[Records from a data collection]
┏━━

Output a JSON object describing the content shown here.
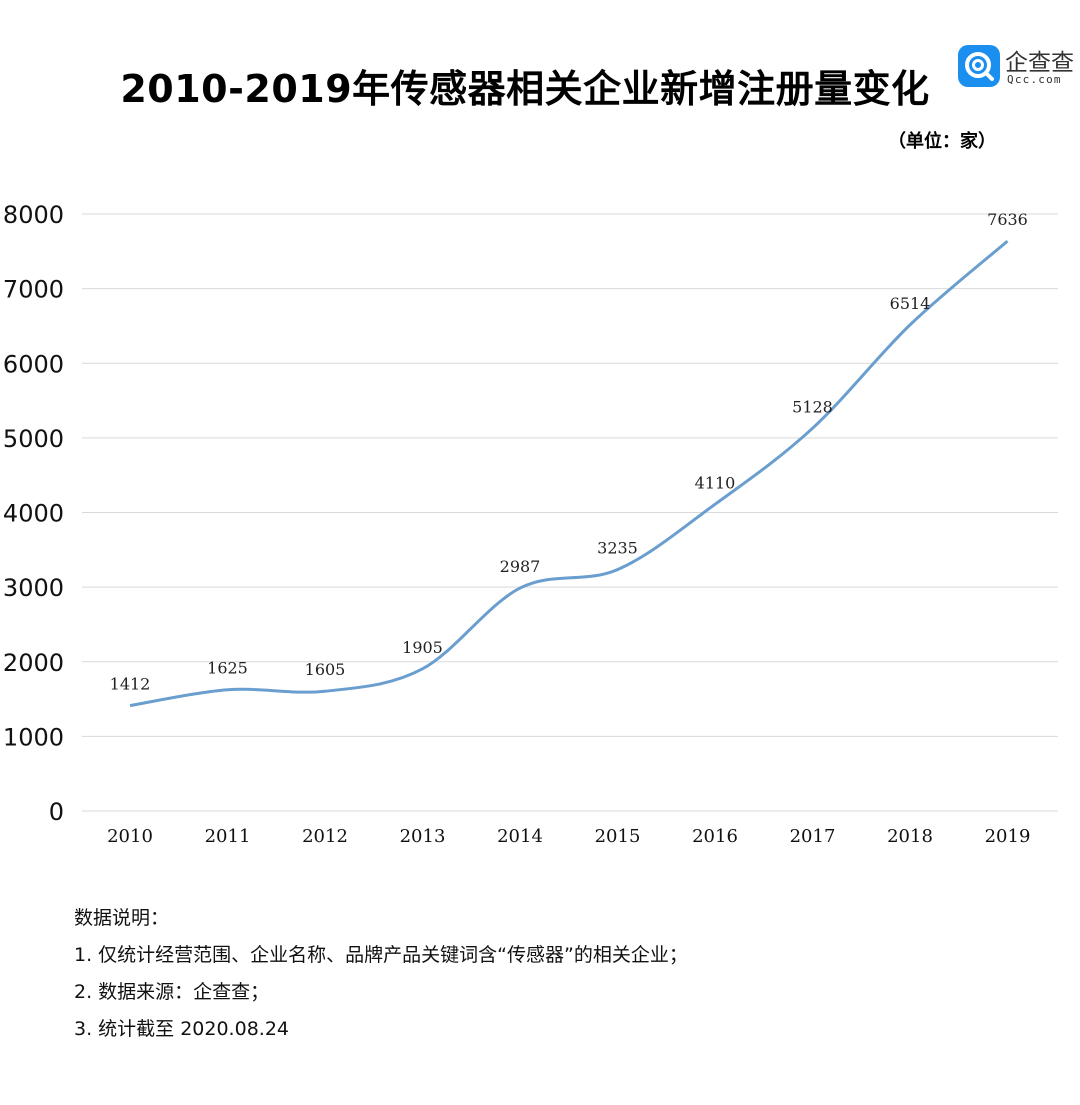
{
  "title": "2010-2019年传感器相关企业新增注册量变化",
  "logo": {
    "name": "企查查",
    "domain": "Qcc.com"
  },
  "unit_label": "（单位：家）",
  "colors": {
    "line": "#6a9ecf",
    "grid": "#d9d9d9",
    "logo": "#1a8ff0"
  },
  "chart_data": {
    "type": "line",
    "categories": [
      "2010",
      "2011",
      "2012",
      "2013",
      "2014",
      "2015",
      "2016",
      "2017",
      "2018",
      "2019"
    ],
    "values": [
      1412,
      1625,
      1605,
      1905,
      2987,
      3235,
      4110,
      5128,
      6514,
      7636
    ],
    "ylim": [
      0,
      8000
    ],
    "yticks": [
      0,
      1000,
      2000,
      3000,
      4000,
      5000,
      6000,
      7000,
      8000
    ],
    "smooth": true,
    "grid": "horizontal",
    "data_labels": true
  },
  "notes": {
    "heading": "数据说明：",
    "items": [
      "1. 仅统计经营范围、企业名称、品牌产品关键词含“传感器”的相关企业；",
      "2. 数据来源：企查查；",
      "3. 统计截至 2020.08.24"
    ]
  }
}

┗━━

### OBJECTIVE
Every line above should be returned word for word, with the pictures left behind.

### REPLY TO THE EXERCISE
Output a JSON object describing the content shown here.
{
  "title": "2010-2019年传感器相关企业新增注册量变化",
  "logo": {
    "name": "企查查",
    "domain": "Qcc.com"
  },
  "unit_label": "（单位：家）",
  "colors": {
    "line": "#6a9ecf",
    "grid": "#d9d9d9",
    "logo": "#1a8ff0"
  },
  "chart_data": {
    "type": "line",
    "categories": [
      "2010",
      "2011",
      "2012",
      "2013",
      "2014",
      "2015",
      "2016",
      "2017",
      "2018",
      "2019"
    ],
    "values": [
      1412,
      1625,
      1605,
      1905,
      2987,
      3235,
      4110,
      5128,
      6514,
      7636
    ],
    "ylim": [
      0,
      8000
    ],
    "yticks": [
      0,
      1000,
      2000,
      3000,
      4000,
      5000,
      6000,
      7000,
      8000
    ],
    "smooth": true,
    "grid": "horizontal",
    "data_labels": true
  },
  "notes": {
    "heading": "数据说明：",
    "items": [
      "1. 仅统计经营范围、企业名称、品牌产品关键词含“传感器”的相关企业；",
      "2. 数据来源：企查查；",
      "3. 统计截至 2020.08.24"
    ]
  }
}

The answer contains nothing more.